▸ **Aim of the exercise**
Edit the Seafarer quiz: rewrite everything from "(b) The Winchester" down to "filled with flowers.", changing "Hail" to "Sleet".

Multiple Choice Questions
1. In line 37, “time and again to travel, so that I might seek,” how many times is the DOMINANT alliteration iterated?
(a) 2.
(b) 4.
(c) 5.
(d) 3.
2. In which collection does “The Seafarer” appear?
(a) The Voynich Manuscript.
(b) The Winchester Manuscript.
(c) The Exeter Book.
(d) The Vercelli Book.
3. In line 30, “have often had to endure in my seafaring,” relative stress / emphasis falls on the first or only syllable of which of the following?
(a) Seafaring.
(b) My.
(c) Endure.
(d) Had.
4. Which of the following does the narrator remark happened when he "wretched with care, dwelt all winter” (ll. 14-17)?
(a) Hot chocolate was served.
(b) Hail flew in showers.
(c) The field filled with flowers.
(d) He took hot showers.
5. Which of the following came from the north (l. 31)?
(a) Rain.
(b) Snow.
(c) Attack.
(d) Wind.
Short Answer Questions
1. Which of the following does the narrator “come to know / on the keel of a ship” (ll. 5-6)?
2. The narrator comments "the curlew’s cry ” which of the following (l. 21)?
3. The second sentence of the poem reads “Pinched with cold / were my feet, bound by frost / in cold fetters, while cares seethed / hot around my heart, hunger tore from within / my sea-weary mind” (ll. 8-12). The sentence offers an example of which of the following?
4. To what end does the narrator note he is driven (ll. 36-38)?
5. In line 29, the description “proud and puffed up with wine” offers an example of which of the following?
Short Essay Questions
1. The second sentence of the poem reads "Pinched with cold / were my feet, bound by frost / in cold fetters, while cares seethed / hot around my heart, hunger tore from within / my sea-weary mind" (ll. 8-12). Three things are put into juxtaposition. What are they, and what effect does the juxtaposition have?
2. The opening passages of the poem has the narrator state that “in days of toil / I’ve often suffered troubled times, / hard heartache” (ll. 2-4). What rhetorical appeal/s does the narrator make in doing so?

▸ **Stored records**
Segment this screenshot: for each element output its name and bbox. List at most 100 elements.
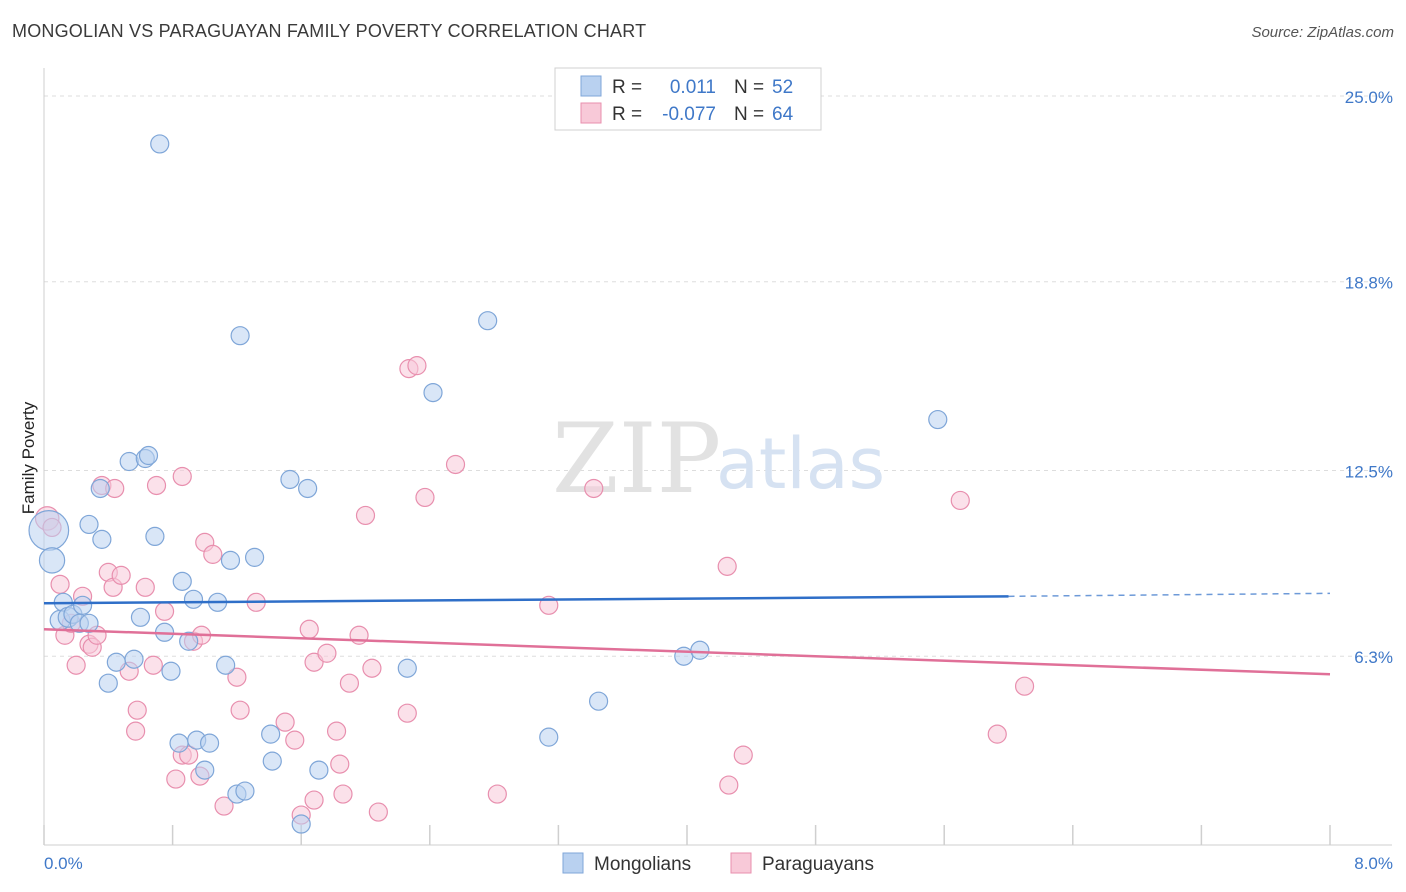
- y-tick-label-1: 18.8%: [1345, 274, 1393, 293]
- chart-title: MONGOLIAN VS PARAGUAYAN FAMILY POVERTY C…: [12, 21, 647, 41]
- y-tick-label-0: 25.0%: [1345, 88, 1393, 107]
- x-tick-label-0: 0.0%: [44, 854, 83, 873]
- trend-lines: [43, 592, 1331, 676]
- watermark: ZIP atlas: [552, 403, 885, 515]
- legend-swatch-mongolians: [580, 75, 602, 97]
- mongolians-point-42: [230, 326, 250, 346]
- mongolians-point-46: [539, 727, 559, 747]
- gridlines: [44, 95, 1392, 657]
- mongolians-point-23: [244, 547, 265, 567]
- mongolians-trend-line: [43, 595, 1009, 605]
- mongolians-point-13: [119, 451, 139, 472]
- paraguayans-point-57: [584, 478, 604, 499]
- mongolians-point-47: [588, 691, 609, 711]
- series-legend: Mongolians Paraguayans: [562, 852, 874, 875]
- mongolians-point-10: [90, 478, 110, 499]
- paraguayans-trend-line: [43, 628, 1331, 676]
- mongolians-point-9: [72, 595, 93, 615]
- mongolians-point-49: [690, 640, 710, 660]
- mongolians-point-48: [674, 646, 694, 666]
- mongolians-point-44: [478, 311, 498, 331]
- y-axis-title: Family Poverty: [19, 401, 38, 514]
- paraguayans-point-39: [299, 619, 319, 639]
- mongolians-point-15: [138, 445, 159, 466]
- bottom-legend-label-mongolians: Mongolians: [594, 854, 691, 875]
- paraguayans-point-16: [135, 577, 155, 597]
- mongolians-point-22: [220, 550, 241, 570]
- mongolians-point-45: [397, 658, 417, 678]
- mongolians-point-30: [169, 733, 189, 753]
- mongolians-point-35: [235, 781, 255, 801]
- mongolians-point-37: [262, 751, 282, 771]
- paraguayans-point-25: [127, 700, 147, 720]
- mongolians-point-0: [150, 134, 170, 154]
- paraguayans-point-43: [330, 754, 350, 774]
- mongolians-point-19: [172, 571, 192, 591]
- mongolians-point-27: [161, 661, 181, 681]
- legend-swatch-paraguayans: [580, 102, 602, 124]
- mongolians-point-2: [38, 547, 66, 574]
- paraguayans-point-55: [487, 784, 507, 804]
- mongolians-point-33: [195, 760, 215, 780]
- paraguayans-point-59: [719, 775, 739, 795]
- mongolians-point-11: [92, 529, 112, 549]
- paraguayans-points: [34, 356, 1035, 825]
- paraguayans-point-41: [317, 643, 337, 663]
- mongolians-point-28: [216, 655, 236, 675]
- legend-r-value-mongolians: 0.011: [670, 77, 716, 98]
- paraguayans-point-49: [368, 802, 388, 822]
- paraguayans-point-18: [146, 475, 167, 496]
- mongolians-point-26: [124, 649, 144, 669]
- legend-n-value-paraguayans: 64: [772, 104, 794, 125]
- correlation-legend: R = 0.011 N = 52 R = -0.077 N = 64: [554, 67, 822, 131]
- watermark-atlas-text: atlas: [716, 423, 885, 505]
- paraguayans-point-36: [285, 730, 305, 750]
- paraguayans-point-58: [717, 556, 737, 576]
- y-tick-label-3: 6.3%: [1354, 648, 1393, 667]
- bottom-legend-swatch-mongolians: [562, 852, 584, 874]
- paraguayans-point-38: [304, 790, 324, 810]
- mongolians-point-16: [145, 526, 165, 547]
- mongolians-point-29: [98, 673, 118, 693]
- paraguayans-point-35: [275, 712, 295, 732]
- y-tick-labels: 25.0% 18.8% 12.5% 6.3%: [1345, 88, 1393, 667]
- paraguayans-point-14: [111, 565, 131, 585]
- legend-n-label-paraguayans: N =: [734, 104, 764, 125]
- mongolians-point-41: [298, 478, 318, 499]
- paraguayans-point-47: [355, 505, 376, 526]
- paraguayans-point-53: [415, 487, 435, 508]
- x-tick-labels: 0.0% 8.0%: [44, 854, 1393, 873]
- paraguayans-point-20: [172, 466, 192, 487]
- legend-n-value-mongolians: 52: [772, 77, 793, 98]
- axes: [43, 68, 1392, 846]
- legend-r-value-paraguayans: -0.077: [662, 104, 716, 125]
- mongolians-point-32: [199, 733, 220, 753]
- mongolians-point-8: [79, 613, 99, 633]
- paraguayans-point-44: [333, 784, 353, 804]
- mongolians-point-12: [79, 514, 99, 535]
- bottom-legend-label-paraguayans: Paraguayans: [762, 854, 874, 875]
- paraguayans-point-48: [362, 658, 382, 678]
- paraguayans-point-52: [407, 356, 427, 376]
- mongolians-point-43: [423, 382, 443, 403]
- legend-n-label-mongolians: N =: [734, 77, 764, 98]
- paraguayans-point-24: [203, 544, 223, 564]
- paraguayans-point-60: [733, 745, 753, 765]
- paraguayans-point-32: [227, 667, 247, 687]
- mongolians-point-24: [179, 631, 199, 651]
- bottom-legend-swatch-paraguayans: [730, 852, 752, 874]
- watermark-zip-text: ZIP: [552, 403, 721, 515]
- mongolians-point-36: [261, 724, 281, 744]
- paraguayans-point-31: [214, 796, 234, 816]
- paraguayans-point-63: [1014, 676, 1035, 696]
- y-tick-label-2: 12.5%: [1345, 462, 1393, 481]
- mongolians-points: [28, 134, 948, 834]
- paraguayans-point-26: [126, 721, 146, 741]
- paraguayans-point-50: [397, 703, 417, 723]
- legend-r-label-mongolians: R =: [612, 77, 642, 98]
- mongolians-point-17: [130, 607, 151, 627]
- paraguayans-point-42: [326, 721, 347, 741]
- paraguayans-point-2: [50, 574, 70, 594]
- mongolians-point-38: [291, 814, 311, 834]
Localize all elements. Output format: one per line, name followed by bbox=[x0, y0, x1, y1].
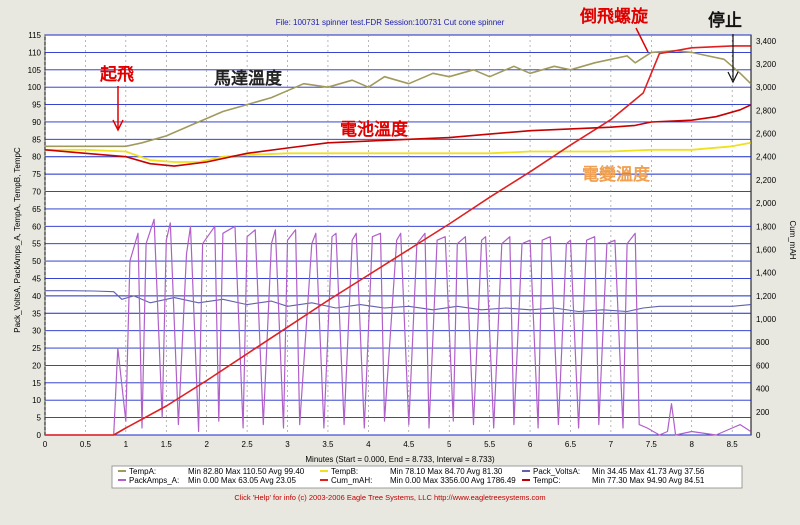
y-tick-label: 50 bbox=[32, 257, 41, 266]
takeoff-arrowhead bbox=[112, 119, 124, 132]
y-right-tick-label: 2,200 bbox=[756, 176, 777, 185]
y-tick-label: 60 bbox=[32, 222, 41, 231]
y-tick-label: 105 bbox=[28, 66, 42, 75]
x-tick-label: 3 bbox=[285, 440, 290, 449]
y-right-tick-label: 200 bbox=[756, 408, 770, 417]
annotation-esc-temp: 電變溫度 bbox=[582, 164, 651, 185]
y-right-tick-label: 3,000 bbox=[756, 83, 777, 92]
y-tick-label: 65 bbox=[32, 205, 41, 214]
y-tick-label: 30 bbox=[32, 327, 41, 336]
y-right-tick-label: 0 bbox=[756, 431, 761, 440]
annotation-stop: 停止 bbox=[708, 10, 742, 31]
y-right-tick-label: 1,400 bbox=[756, 269, 777, 278]
x-tick-label: 1.5 bbox=[161, 440, 173, 449]
legend-box bbox=[111, 465, 743, 489]
y-right-tick-label: 3,400 bbox=[756, 37, 777, 46]
y-right-tick-label: 600 bbox=[756, 361, 770, 370]
x-tick-label: 6 bbox=[528, 440, 533, 449]
x-axis-title: Minutes (Start = 0.000, End = 8.733, Int… bbox=[305, 455, 495, 464]
legend-name: TempC: bbox=[533, 476, 561, 485]
legend-name: Pack_VoltsA: bbox=[533, 467, 580, 476]
y-tick-label: 35 bbox=[32, 309, 41, 318]
y-tick-label: 15 bbox=[32, 379, 41, 388]
legend-name: Cum_mAH: bbox=[331, 476, 372, 485]
legend: TempA: Min 82.80 Max 110.50 Avg 99.40 Temp… bbox=[118, 467, 705, 485]
plot-area bbox=[44, 34, 752, 436]
legend-stats: Min 34.45 Max 41.73 Avg 37.56 bbox=[592, 467, 705, 476]
y-tick-label: 45 bbox=[32, 274, 41, 283]
y-right-tick-label: 400 bbox=[756, 385, 770, 394]
y-tick-label: 75 bbox=[32, 170, 41, 179]
legend-stats: Min 82.80 Max 110.50 Avg 99.40 bbox=[188, 467, 305, 476]
y-right-tick-label: 2,800 bbox=[756, 106, 777, 115]
x-tick-label: 4 bbox=[366, 440, 371, 449]
annotation-motor-temp: 馬達溫度 bbox=[214, 68, 283, 89]
series-line-tempb bbox=[45, 141, 751, 163]
y-right-tick-label: 2,400 bbox=[756, 153, 777, 162]
series-line-tempc bbox=[44, 104, 752, 167]
x-tick-label: 0.5 bbox=[80, 440, 92, 449]
x-tick-label: 5 bbox=[447, 440, 452, 449]
legend-name: PackAmps_A: bbox=[129, 476, 179, 485]
y-tick-label: 5 bbox=[37, 414, 42, 423]
y-right-tick-label: 1,200 bbox=[756, 292, 777, 301]
series-line-tempa bbox=[45, 49, 752, 148]
y-tick-label: 40 bbox=[32, 292, 41, 301]
y-tick-label: 100 bbox=[28, 83, 42, 92]
annotation-takeoff: 起飛 bbox=[99, 64, 134, 85]
legend-name: TempA: bbox=[129, 467, 156, 476]
x-tick-label: 8.5 bbox=[727, 440, 739, 449]
y-right-tick-label: 1,800 bbox=[756, 222, 777, 231]
y-tick-label: 95 bbox=[32, 101, 41, 110]
x-tick-label: 7.5 bbox=[646, 440, 658, 449]
x-tick-label: 0 bbox=[43, 440, 48, 449]
stop-arrowhead bbox=[727, 71, 739, 84]
x-tick-label: 3.5 bbox=[322, 440, 334, 449]
x-tick-label: 1 bbox=[124, 440, 129, 449]
y-tick-label: 110 bbox=[28, 48, 41, 57]
y-tick-label: 80 bbox=[32, 153, 41, 162]
legend-stats: Min 0.00 Max 63.05 Avg 23.05 bbox=[188, 476, 296, 485]
x-tick-label: 5.5 bbox=[484, 440, 496, 449]
y-right-tick-label: 3,200 bbox=[756, 60, 777, 69]
x-tick-label: 8 bbox=[690, 440, 695, 449]
y-tick-label: 10 bbox=[32, 396, 41, 405]
x-tick-label: 4.5 bbox=[403, 440, 415, 449]
x-tick-label: 2 bbox=[204, 440, 209, 449]
legend-name: TempB: bbox=[331, 467, 358, 476]
series-layer bbox=[44, 45, 752, 436]
y-axis-title: Pack_VoltsA, PackAmps_A, TempA, TempB, T… bbox=[13, 147, 22, 333]
y-right-tick-label: 1,000 bbox=[756, 315, 777, 324]
y-right-tick-label: 2,600 bbox=[756, 130, 777, 139]
legend-stats: Min 77.30 Max 94.90 Avg 84.51 bbox=[592, 476, 705, 485]
legend-stats: Min 78.10 Max 84.70 Avg 81.30 bbox=[390, 467, 503, 476]
series-line-cum-mah bbox=[45, 45, 751, 436]
y-tick-label: 55 bbox=[32, 240, 41, 249]
annotation-inverted-spin: 倒飛螺旋 bbox=[579, 6, 649, 27]
y-right-tick-label: 2,000 bbox=[756, 199, 777, 208]
x-tick-label: 7 bbox=[609, 440, 614, 449]
y-tick-label: 25 bbox=[32, 344, 41, 353]
y-right-axis-title: Cum_mAH bbox=[788, 220, 797, 259]
axes: 0510152025303540455055606570758085909510… bbox=[28, 31, 777, 449]
file-title: File: 100731 spinner test.FDR Session:10… bbox=[276, 18, 505, 27]
x-tick-label: 6.5 bbox=[565, 440, 577, 449]
series-line-packamps-a bbox=[45, 218, 752, 436]
y-right-tick-label: 1,600 bbox=[756, 245, 777, 254]
y-tick-label: 115 bbox=[28, 31, 41, 40]
y-tick-label: 20 bbox=[32, 361, 41, 370]
y-tick-label: 85 bbox=[32, 135, 41, 144]
footer-text: Click 'Help' for info (c) 2003-2006 Eagl… bbox=[234, 493, 545, 502]
legend-stats: Min 0.00 Max 3356.00 Avg 1786.49 bbox=[390, 476, 516, 485]
annotation-battery-temp: 電池溫度 bbox=[340, 119, 409, 140]
inverted-spin-arrow bbox=[635, 27, 649, 53]
y-tick-label: 0 bbox=[37, 431, 42, 440]
x-tick-label: 2.5 bbox=[242, 440, 254, 449]
y-tick-label: 90 bbox=[32, 118, 41, 127]
y-right-tick-label: 800 bbox=[756, 338, 770, 347]
y-tick-label: 70 bbox=[32, 188, 41, 197]
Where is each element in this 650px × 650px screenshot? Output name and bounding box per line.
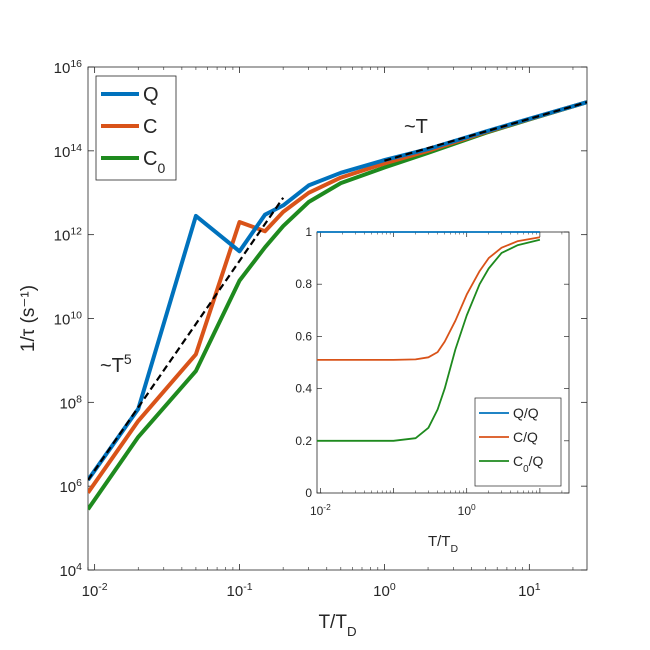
y-tick-label: 108	[59, 393, 82, 412]
inset-y-tick-label: 0	[305, 486, 312, 500]
legend-label: Q	[143, 84, 159, 106]
y-axis-label: 1/τ (s⁻¹)	[18, 285, 39, 352]
inset-y-tick-label: 0.2	[295, 434, 312, 448]
y-tick-label: 1014	[54, 142, 83, 161]
inset-legend-label: C0/Q	[513, 453, 543, 475]
reference-line-linear	[384, 101, 587, 162]
y-tick-label: 1016	[54, 58, 83, 77]
inset-legend-label: C/Q	[513, 429, 538, 445]
inset-series-group	[317, 231, 541, 442]
inset-y-tick-label: 0.8	[295, 277, 312, 291]
y-tick-label: 104	[59, 561, 82, 580]
x-tick-label: 10-1	[227, 581, 253, 600]
inset-line-c-q	[317, 236, 541, 361]
x-tick-label: 101	[518, 581, 541, 600]
reference-line-fifth-power	[88, 197, 285, 481]
inset-x-tick-label: 10-2	[310, 502, 331, 518]
y-tick-label: 1010	[54, 310, 83, 329]
annotation-fifth-power: ~T5	[100, 351, 132, 377]
main-series-group	[88, 100, 587, 511]
inset-x-axis-label: T/TD	[428, 533, 459, 555]
x-tick-label: 100	[373, 581, 396, 600]
y-tick-label: 106	[59, 477, 82, 496]
inset-y-tick-label: 0.4	[295, 382, 312, 396]
x-tick-label: 10-2	[82, 581, 108, 600]
inset-y-tick-label: 1	[305, 225, 312, 239]
inset-legend-label: Q/Q	[513, 405, 539, 421]
inset-line-c0-q	[317, 238, 541, 442]
inset-legend: Q/Q C/Q C0/Q	[474, 397, 562, 487]
annotation-linear: ~T	[404, 116, 428, 138]
legend-label: C0	[143, 148, 165, 176]
legend-label: C	[143, 116, 157, 138]
main-legend: QC C0	[95, 75, 177, 181]
inset-y-tick-label: 0.6	[295, 329, 312, 343]
inset-x-tick-label: 100	[458, 502, 476, 518]
y-tick-label: 1012	[54, 226, 83, 245]
x-axis-label: T/TD	[318, 612, 356, 639]
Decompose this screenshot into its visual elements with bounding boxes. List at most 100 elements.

▸ **Solution for this task**
(b) The Winchester Manuscript.
(c) The Exeter Book.
(d) The Vercelli Book.
3. In line 30, “have often had to endure in my seafaring,” relative stress / emphasis falls on the first or only syllable of which of the following?
(a) Seafaring.
(b) My.
(c) Endure.
(d) Had.
4. Which of the following does the narrator remark happened when he "wretched with care, dwelt all winter” (ll. 14-17)?
(a) Hot chocolate was served.
(b) Sleet flew in showers.
(c) The field filled with flowers.